▶

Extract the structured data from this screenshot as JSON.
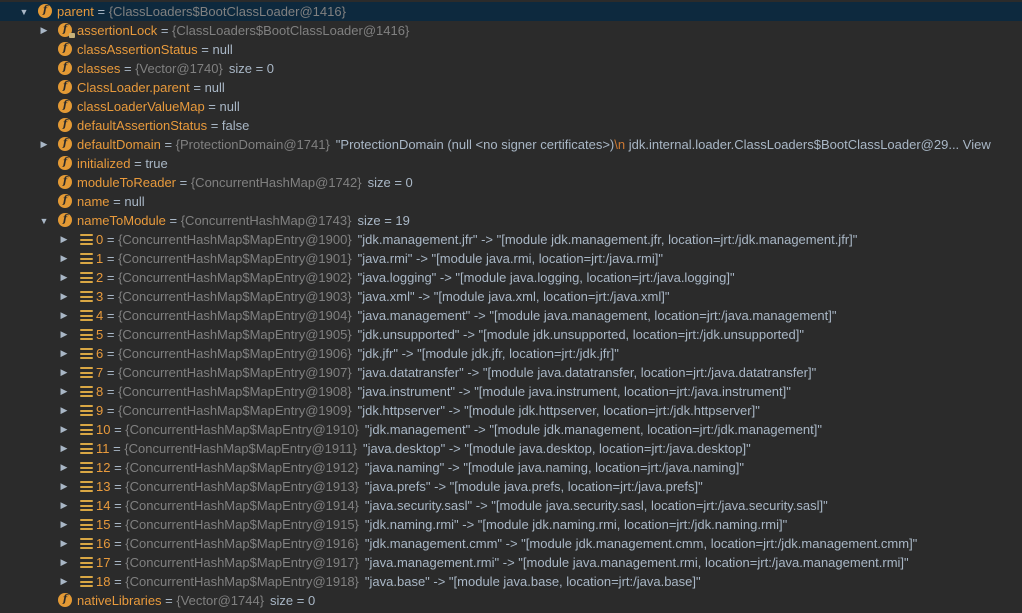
{
  "tree": [
    {
      "id": "parent",
      "indent": 0,
      "arrow": "expanded",
      "icon": "field",
      "name": "parent",
      "eq": " = ",
      "ref": "{ClassLoaders$BootClassLoader@1416}",
      "tail": "",
      "selected": true
    },
    {
      "id": "assertionLock",
      "indent": 1,
      "arrow": "collapsed",
      "icon": "field",
      "lock": true,
      "name": "assertionLock",
      "eq": " = ",
      "ref": "{ClassLoaders$BootClassLoader@1416}",
      "tail": ""
    },
    {
      "id": "classAssertionStatus",
      "indent": 1,
      "arrow": "none",
      "icon": "field",
      "name": "classAssertionStatus",
      "eq": " = ",
      "ref": "",
      "tail": "null"
    },
    {
      "id": "classes",
      "indent": 1,
      "arrow": "none",
      "icon": "field",
      "name": "classes",
      "eq": " = ",
      "ref": "{Vector@1740}",
      "tail": "size = 0"
    },
    {
      "id": "classloader-parent",
      "indent": 1,
      "arrow": "none",
      "icon": "field",
      "name": "ClassLoader.parent",
      "eq": " = ",
      "ref": "",
      "tail": "null"
    },
    {
      "id": "classLoaderValueMap",
      "indent": 1,
      "arrow": "none",
      "icon": "field",
      "name": "classLoaderValueMap",
      "eq": " = ",
      "ref": "",
      "tail": "null"
    },
    {
      "id": "defaultAssertionStatus",
      "indent": 1,
      "arrow": "none",
      "icon": "field",
      "name": "defaultAssertionStatus",
      "eq": " = ",
      "ref": "",
      "tail": "false"
    },
    {
      "id": "defaultDomain",
      "indent": 1,
      "arrow": "collapsed",
      "icon": "field",
      "name": "defaultDomain",
      "eq": " = ",
      "ref": "{ProtectionDomain@1741}",
      "tail": "\"ProtectionDomain  (null <no signer certificates>)",
      "esc": "\\n",
      "tail2": " jdk.internal.loader.ClassLoaders$BootClassLoader@29... View"
    },
    {
      "id": "initialized",
      "indent": 1,
      "arrow": "none",
      "icon": "field",
      "name": "initialized",
      "eq": " = ",
      "ref": "",
      "tail": "true"
    },
    {
      "id": "moduleToReader",
      "indent": 1,
      "arrow": "none",
      "icon": "field",
      "name": "moduleToReader",
      "eq": " = ",
      "ref": "{ConcurrentHashMap@1742}",
      "tail": "size = 0"
    },
    {
      "id": "name",
      "indent": 1,
      "arrow": "none",
      "icon": "field",
      "name": "name",
      "eq": " = ",
      "ref": "",
      "tail": "null"
    },
    {
      "id": "nameToModule",
      "indent": 1,
      "arrow": "expanded",
      "icon": "field",
      "name": "nameToModule",
      "eq": " = ",
      "ref": "{ConcurrentHashMap@1743}",
      "tail": "size = 19"
    },
    {
      "id": "entry-0",
      "indent": 2,
      "arrow": "collapsed",
      "icon": "entry",
      "name": "0",
      "eq": " = ",
      "ref": "{ConcurrentHashMap$MapEntry@1900}",
      "tail": "\"jdk.management.jfr\" -> \"[module jdk.management.jfr, location=jrt:/jdk.management.jfr]\""
    },
    {
      "id": "entry-1",
      "indent": 2,
      "arrow": "collapsed",
      "icon": "entry",
      "name": "1",
      "eq": " = ",
      "ref": "{ConcurrentHashMap$MapEntry@1901}",
      "tail": "\"java.rmi\" -> \"[module java.rmi, location=jrt:/java.rmi]\""
    },
    {
      "id": "entry-2",
      "indent": 2,
      "arrow": "collapsed",
      "icon": "entry",
      "name": "2",
      "eq": " = ",
      "ref": "{ConcurrentHashMap$MapEntry@1902}",
      "tail": "\"java.logging\" -> \"[module java.logging, location=jrt:/java.logging]\""
    },
    {
      "id": "entry-3",
      "indent": 2,
      "arrow": "collapsed",
      "icon": "entry",
      "name": "3",
      "eq": " = ",
      "ref": "{ConcurrentHashMap$MapEntry@1903}",
      "tail": "\"java.xml\" -> \"[module java.xml, location=jrt:/java.xml]\""
    },
    {
      "id": "entry-4",
      "indent": 2,
      "arrow": "collapsed",
      "icon": "entry",
      "name": "4",
      "eq": " = ",
      "ref": "{ConcurrentHashMap$MapEntry@1904}",
      "tail": "\"java.management\" -> \"[module java.management, location=jrt:/java.management]\""
    },
    {
      "id": "entry-5",
      "indent": 2,
      "arrow": "collapsed",
      "icon": "entry",
      "name": "5",
      "eq": " = ",
      "ref": "{ConcurrentHashMap$MapEntry@1905}",
      "tail": "\"jdk.unsupported\" -> \"[module jdk.unsupported, location=jrt:/jdk.unsupported]\""
    },
    {
      "id": "entry-6",
      "indent": 2,
      "arrow": "collapsed",
      "icon": "entry",
      "name": "6",
      "eq": " = ",
      "ref": "{ConcurrentHashMap$MapEntry@1906}",
      "tail": "\"jdk.jfr\" -> \"[module jdk.jfr, location=jrt:/jdk.jfr]\""
    },
    {
      "id": "entry-7",
      "indent": 2,
      "arrow": "collapsed",
      "icon": "entry",
      "name": "7",
      "eq": " = ",
      "ref": "{ConcurrentHashMap$MapEntry@1907}",
      "tail": "\"java.datatransfer\" -> \"[module java.datatransfer, location=jrt:/java.datatransfer]\""
    },
    {
      "id": "entry-8",
      "indent": 2,
      "arrow": "collapsed",
      "icon": "entry",
      "name": "8",
      "eq": " = ",
      "ref": "{ConcurrentHashMap$MapEntry@1908}",
      "tail": "\"java.instrument\" -> \"[module java.instrument, location=jrt:/java.instrument]\""
    },
    {
      "id": "entry-9",
      "indent": 2,
      "arrow": "collapsed",
      "icon": "entry",
      "name": "9",
      "eq": " = ",
      "ref": "{ConcurrentHashMap$MapEntry@1909}",
      "tail": "\"jdk.httpserver\" -> \"[module jdk.httpserver, location=jrt:/jdk.httpserver]\""
    },
    {
      "id": "entry-10",
      "indent": 2,
      "arrow": "collapsed",
      "icon": "entry",
      "name": "10",
      "eq": " = ",
      "ref": "{ConcurrentHashMap$MapEntry@1910}",
      "tail": "\"jdk.management\" -> \"[module jdk.management, location=jrt:/jdk.management]\""
    },
    {
      "id": "entry-11",
      "indent": 2,
      "arrow": "collapsed",
      "icon": "entry",
      "name": "11",
      "eq": " = ",
      "ref": "{ConcurrentHashMap$MapEntry@1911}",
      "tail": "\"java.desktop\" -> \"[module java.desktop, location=jrt:/java.desktop]\""
    },
    {
      "id": "entry-12",
      "indent": 2,
      "arrow": "collapsed",
      "icon": "entry",
      "name": "12",
      "eq": " = ",
      "ref": "{ConcurrentHashMap$MapEntry@1912}",
      "tail": "\"java.naming\" -> \"[module java.naming, location=jrt:/java.naming]\""
    },
    {
      "id": "entry-13",
      "indent": 2,
      "arrow": "collapsed",
      "icon": "entry",
      "name": "13",
      "eq": " = ",
      "ref": "{ConcurrentHashMap$MapEntry@1913}",
      "tail": "\"java.prefs\" -> \"[module java.prefs, location=jrt:/java.prefs]\""
    },
    {
      "id": "entry-14",
      "indent": 2,
      "arrow": "collapsed",
      "icon": "entry",
      "name": "14",
      "eq": " = ",
      "ref": "{ConcurrentHashMap$MapEntry@1914}",
      "tail": "\"java.security.sasl\" -> \"[module java.security.sasl, location=jrt:/java.security.sasl]\""
    },
    {
      "id": "entry-15",
      "indent": 2,
      "arrow": "collapsed",
      "icon": "entry",
      "name": "15",
      "eq": " = ",
      "ref": "{ConcurrentHashMap$MapEntry@1915}",
      "tail": "\"jdk.naming.rmi\" -> \"[module jdk.naming.rmi, location=jrt:/jdk.naming.rmi]\""
    },
    {
      "id": "entry-16",
      "indent": 2,
      "arrow": "collapsed",
      "icon": "entry",
      "name": "16",
      "eq": " = ",
      "ref": "{ConcurrentHashMap$MapEntry@1916}",
      "tail": "\"jdk.management.cmm\" -> \"[module jdk.management.cmm, location=jrt:/jdk.management.cmm]\""
    },
    {
      "id": "entry-17",
      "indent": 2,
      "arrow": "collapsed",
      "icon": "entry",
      "name": "17",
      "eq": " = ",
      "ref": "{ConcurrentHashMap$MapEntry@1917}",
      "tail": "\"java.management.rmi\" -> \"[module java.management.rmi, location=jrt:/java.management.rmi]\""
    },
    {
      "id": "entry-18",
      "indent": 2,
      "arrow": "collapsed",
      "icon": "entry",
      "name": "18",
      "eq": " = ",
      "ref": "{ConcurrentHashMap$MapEntry@1918}",
      "tail": "\"java.base\" -> \"[module java.base, location=jrt:/java.base]\""
    },
    {
      "id": "nativeLibraries",
      "indent": 1,
      "arrow": "none",
      "icon": "field",
      "name": "nativeLibraries",
      "eq": " = ",
      "ref": "{Vector@1744}",
      "tail": "size = 0"
    }
  ],
  "colors": {
    "background": "#2b2b2b",
    "selection": "#0d293e",
    "field_name": "#e89a3c",
    "reference": "#808080",
    "value": "#a9b7c6",
    "field_icon": "#e49a35",
    "entry_icon": "#d9a744"
  },
  "icons": {
    "field": "field-icon",
    "entry": "map-entry-icon",
    "expanded": "triangle-down-icon",
    "collapsed": "triangle-right-icon"
  }
}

◀

Exercise objective >>
Show, from the material above, each line that includes the string "nameToModule".

Finished task >>
      "id": "nameToModule",
      "name": "nameToModule",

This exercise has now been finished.